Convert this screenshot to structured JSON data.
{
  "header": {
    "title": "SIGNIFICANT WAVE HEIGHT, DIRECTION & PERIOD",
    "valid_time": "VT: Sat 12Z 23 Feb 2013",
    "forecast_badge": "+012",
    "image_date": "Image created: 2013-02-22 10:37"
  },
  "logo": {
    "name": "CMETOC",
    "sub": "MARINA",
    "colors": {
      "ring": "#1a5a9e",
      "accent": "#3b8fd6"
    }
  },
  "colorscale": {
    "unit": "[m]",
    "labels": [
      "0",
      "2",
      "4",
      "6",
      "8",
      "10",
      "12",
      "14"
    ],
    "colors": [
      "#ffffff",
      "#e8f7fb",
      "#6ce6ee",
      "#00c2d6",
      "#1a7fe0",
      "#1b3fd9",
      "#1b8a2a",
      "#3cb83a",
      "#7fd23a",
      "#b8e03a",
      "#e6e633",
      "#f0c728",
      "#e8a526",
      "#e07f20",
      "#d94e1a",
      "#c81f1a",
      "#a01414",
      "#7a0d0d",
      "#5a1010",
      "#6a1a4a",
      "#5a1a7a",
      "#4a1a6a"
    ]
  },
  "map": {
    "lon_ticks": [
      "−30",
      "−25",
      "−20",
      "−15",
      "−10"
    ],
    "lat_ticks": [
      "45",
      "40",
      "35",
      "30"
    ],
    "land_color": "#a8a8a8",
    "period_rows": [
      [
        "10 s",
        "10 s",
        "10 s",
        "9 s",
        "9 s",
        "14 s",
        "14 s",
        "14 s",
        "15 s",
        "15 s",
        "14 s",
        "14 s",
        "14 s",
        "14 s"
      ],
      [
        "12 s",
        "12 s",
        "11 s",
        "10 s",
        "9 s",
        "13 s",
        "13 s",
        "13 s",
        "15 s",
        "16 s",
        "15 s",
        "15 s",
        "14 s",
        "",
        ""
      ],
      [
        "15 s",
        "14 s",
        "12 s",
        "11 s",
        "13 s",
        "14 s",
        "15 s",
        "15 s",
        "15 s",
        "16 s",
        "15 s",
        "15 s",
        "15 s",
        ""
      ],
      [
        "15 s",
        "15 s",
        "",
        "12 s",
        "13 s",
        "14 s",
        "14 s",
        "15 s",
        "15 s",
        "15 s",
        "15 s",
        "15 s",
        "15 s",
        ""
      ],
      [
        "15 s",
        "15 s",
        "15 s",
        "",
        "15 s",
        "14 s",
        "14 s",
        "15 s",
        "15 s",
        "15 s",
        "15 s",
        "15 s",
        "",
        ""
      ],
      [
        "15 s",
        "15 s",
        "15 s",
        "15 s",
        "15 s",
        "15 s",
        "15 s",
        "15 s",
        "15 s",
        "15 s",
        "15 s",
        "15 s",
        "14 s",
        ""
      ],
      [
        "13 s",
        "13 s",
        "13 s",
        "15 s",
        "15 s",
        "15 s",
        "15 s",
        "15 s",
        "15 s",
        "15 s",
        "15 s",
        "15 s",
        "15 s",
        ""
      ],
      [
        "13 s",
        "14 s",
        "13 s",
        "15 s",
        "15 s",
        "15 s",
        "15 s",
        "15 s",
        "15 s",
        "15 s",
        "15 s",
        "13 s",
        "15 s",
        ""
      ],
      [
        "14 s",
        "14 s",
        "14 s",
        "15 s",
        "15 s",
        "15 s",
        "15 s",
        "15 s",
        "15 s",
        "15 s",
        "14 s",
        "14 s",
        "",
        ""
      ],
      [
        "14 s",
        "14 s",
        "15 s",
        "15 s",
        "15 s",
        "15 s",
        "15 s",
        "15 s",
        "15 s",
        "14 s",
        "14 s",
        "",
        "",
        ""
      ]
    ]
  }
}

__________

» **What is being asked**:
Extract the full listing and reproduce each line exactly.

» **Answer for this exercise**:
Convert this screenshot to structured JSON data.
{
  "header": {
    "title": "SIGNIFICANT WAVE HEIGHT, DIRECTION & PERIOD",
    "valid_time": "VT: Sat 12Z 23 Feb 2013",
    "forecast_badge": "+012",
    "image_date": "Image created: 2013-02-22 10:37"
  },
  "logo": {
    "name": "CMETOC",
    "sub": "MARINA",
    "colors": {
      "ring": "#1a5a9e",
      "accent": "#3b8fd6"
    }
  },
  "colorscale": {
    "unit": "[m]",
    "labels": [
      "0",
      "2",
      "4",
      "6",
      "8",
      "10",
      "12",
      "14"
    ],
    "colors": [
      "#ffffff",
      "#e8f7fb",
      "#6ce6ee",
      "#00c2d6",
      "#1a7fe0",
      "#1b3fd9",
      "#1b8a2a",
      "#3cb83a",
      "#7fd23a",
      "#b8e03a",
      "#e6e633",
      "#f0c728",
      "#e8a526",
      "#e07f20",
      "#d94e1a",
      "#c81f1a",
      "#a01414",
      "#7a0d0d",
      "#5a1010",
      "#6a1a4a",
      "#5a1a7a",
      "#4a1a6a"
    ]
  },
  "map": {
    "lon_ticks": [
      "−30",
      "−25",
      "−20",
      "−15",
      "−10"
    ],
    "lat_ticks": [
      "45",
      "40",
      "35",
      "30"
    ],
    "land_color": "#a8a8a8",
    "period_rows": [
      [
        "10 s",
        "10 s",
        "10 s",
        "9 s",
        "9 s",
        "14 s",
        "14 s",
        "14 s",
        "15 s",
        "15 s",
        "14 s",
        "14 s",
        "14 s",
        "14 s"
      ],
      [
        "12 s",
        "12 s",
        "11 s",
        "10 s",
        "9 s",
        "13 s",
        "13 s",
        "13 s",
        "15 s",
        "16 s",
        "15 s",
        "15 s",
        "14 s",
        "",
        ""
      ],
      [
        "15 s",
        "14 s",
        "12 s",
        "11 s",
        "13 s",
        "14 s",
        "15 s",
        "15 s",
        "15 s",
        "16 s",
        "15 s",
        "15 s",
        "15 s",
        ""
      ],
      [
        "15 s",
        "15 s",
        "",
        "12 s",
        "13 s",
        "14 s",
        "14 s",
        "15 s",
        "15 s",
        "15 s",
        "15 s",
        "15 s",
        "15 s",
        ""
      ],
      [
        "15 s",
        "15 s",
        "15 s",
        "",
        "15 s",
        "14 s",
        "14 s",
        "15 s",
        "15 s",
        "15 s",
        "15 s",
        "15 s",
        "",
        ""
      ],
      [
        "15 s",
        "15 s",
        "15 s",
        "15 s",
        "15 s",
        "15 s",
        "15 s",
        "15 s",
        "15 s",
        "15 s",
        "15 s",
        "15 s",
        "14 s",
        ""
      ],
      [
        "13 s",
        "13 s",
        "13 s",
        "15 s",
        "15 s",
        "15 s",
        "15 s",
        "15 s",
        "15 s",
        "15 s",
        "15 s",
        "15 s",
        "15 s",
        ""
      ],
      [
        "13 s",
        "14 s",
        "13 s",
        "15 s",
        "15 s",
        "15 s",
        "15 s",
        "15 s",
        "15 s",
        "15 s",
        "15 s",
        "13 s",
        "15 s",
        ""
      ],
      [
        "14 s",
        "14 s",
        "14 s",
        "15 s",
        "15 s",
        "15 s",
        "15 s",
        "15 s",
        "15 s",
        "15 s",
        "14 s",
        "14 s",
        "",
        ""
      ],
      [
        "14 s",
        "14 s",
        "15 s",
        "15 s",
        "15 s",
        "15 s",
        "15 s",
        "15 s",
        "15 s",
        "14 s",
        "14 s",
        "",
        "",
        ""
      ]
    ]
  }
}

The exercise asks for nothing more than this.